Goal:
Repeat the whole of the data, keeping every detail the same.
## start
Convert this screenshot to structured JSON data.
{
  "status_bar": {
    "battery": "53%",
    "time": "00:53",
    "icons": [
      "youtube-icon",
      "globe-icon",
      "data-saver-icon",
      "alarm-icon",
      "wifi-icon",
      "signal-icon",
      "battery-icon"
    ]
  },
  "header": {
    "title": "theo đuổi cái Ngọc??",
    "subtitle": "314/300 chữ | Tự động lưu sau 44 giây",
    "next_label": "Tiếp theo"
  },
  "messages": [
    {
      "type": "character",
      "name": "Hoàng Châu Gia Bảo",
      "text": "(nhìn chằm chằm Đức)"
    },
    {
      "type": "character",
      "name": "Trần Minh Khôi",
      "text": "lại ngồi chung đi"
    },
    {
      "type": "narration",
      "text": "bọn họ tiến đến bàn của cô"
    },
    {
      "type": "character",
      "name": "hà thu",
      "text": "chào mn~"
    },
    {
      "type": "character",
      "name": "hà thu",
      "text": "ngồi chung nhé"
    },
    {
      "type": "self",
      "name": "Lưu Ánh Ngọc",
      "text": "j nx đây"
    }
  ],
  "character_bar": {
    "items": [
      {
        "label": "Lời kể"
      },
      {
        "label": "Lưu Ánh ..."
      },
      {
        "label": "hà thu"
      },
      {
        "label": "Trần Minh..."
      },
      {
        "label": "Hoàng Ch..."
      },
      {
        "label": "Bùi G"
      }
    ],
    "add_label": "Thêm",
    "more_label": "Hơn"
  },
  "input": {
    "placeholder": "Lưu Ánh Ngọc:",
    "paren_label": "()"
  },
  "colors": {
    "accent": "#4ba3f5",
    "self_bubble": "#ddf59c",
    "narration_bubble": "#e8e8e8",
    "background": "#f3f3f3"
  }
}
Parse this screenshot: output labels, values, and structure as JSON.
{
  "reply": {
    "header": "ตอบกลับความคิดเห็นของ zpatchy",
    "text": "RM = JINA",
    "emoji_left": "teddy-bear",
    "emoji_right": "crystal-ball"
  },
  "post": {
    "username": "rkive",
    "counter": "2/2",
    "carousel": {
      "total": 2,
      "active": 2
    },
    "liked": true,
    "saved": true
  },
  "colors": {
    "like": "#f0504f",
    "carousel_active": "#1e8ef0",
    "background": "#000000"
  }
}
## end
Written solution:
Convert this screenshot to structured JSON data.
{
  "status_bar": {
    "battery": "53%",
    "time": "00:53",
    "icons": [
      "youtube-icon",
      "globe-icon",
      "data-saver-icon",
      "alarm-icon",
      "wifi-icon",
      "signal-icon",
      "battery-icon"
    ]
  },
  "header": {
    "title": "theo đuổi cái Ngọc??",
    "subtitle": "314/300 chữ | Tự động lưu sau 44 giây",
    "next_label": "Tiếp theo"
  },
  "messages": [
    {
      "type": "character",
      "name": "Hoàng Châu Gia Bảo",
      "text": "(nhìn chằm chằm Đức)"
    },
    {
      "type": "character",
      "name": "Trần Minh Khôi",
      "text": "lại ngồi chung đi"
    },
    {
      "type": "narration",
      "text": "bọn họ tiến đến bàn của cô"
    },
    {
      "type": "character",
      "name": "hà thu",
      "text": "chào mn~"
    },
    {
      "type": "character",
      "name": "hà thu",
      "text": "ngồi chung nhé"
    },
    {
      "type": "self",
      "name": "Lưu Ánh Ngọc",
      "text": "j nx đây"
    }
  ],
  "character_bar": {
    "items": [
      {
        "label": "Lời kể"
      },
      {
        "label": "Lưu Ánh ..."
      },
      {
        "label": "hà thu"
      },
      {
        "label": "Trần Minh..."
      },
      {
        "label": "Hoàng Ch..."
      },
      {
        "label": "Bùi G"
      }
    ],
    "add_label": "Thêm",
    "more_label": "Hơn"
  },
  "input": {
    "placeholder": "Lưu Ánh Ngọc:",
    "paren_label": "()"
  },
  "colors": {
    "accent": "#4ba3f5",
    "self_bubble": "#ddf59c",
    "narration_bubble": "#e8e8e8",
    "background": "#f3f3f3"
  }
}
Parse this screenshot: output labels, values, and structure as JSON.
{
  "reply": {
    "header": "ตอบกลับความคิดเห็นของ zpatchy",
    "text": "RM = JINA",
    "emoji_left": "teddy-bear",
    "emoji_right": "crystal-ball"
  },
  "post": {
    "username": "rkive",
    "counter": "2/2",
    "carousel": {
      "total": 2,
      "active": 2
    },
    "liked": true,
    "saved": true
  },
  "colors": {
    "like": "#f0504f",
    "carousel_active": "#1e8ef0",
    "background": "#000000"
  }
}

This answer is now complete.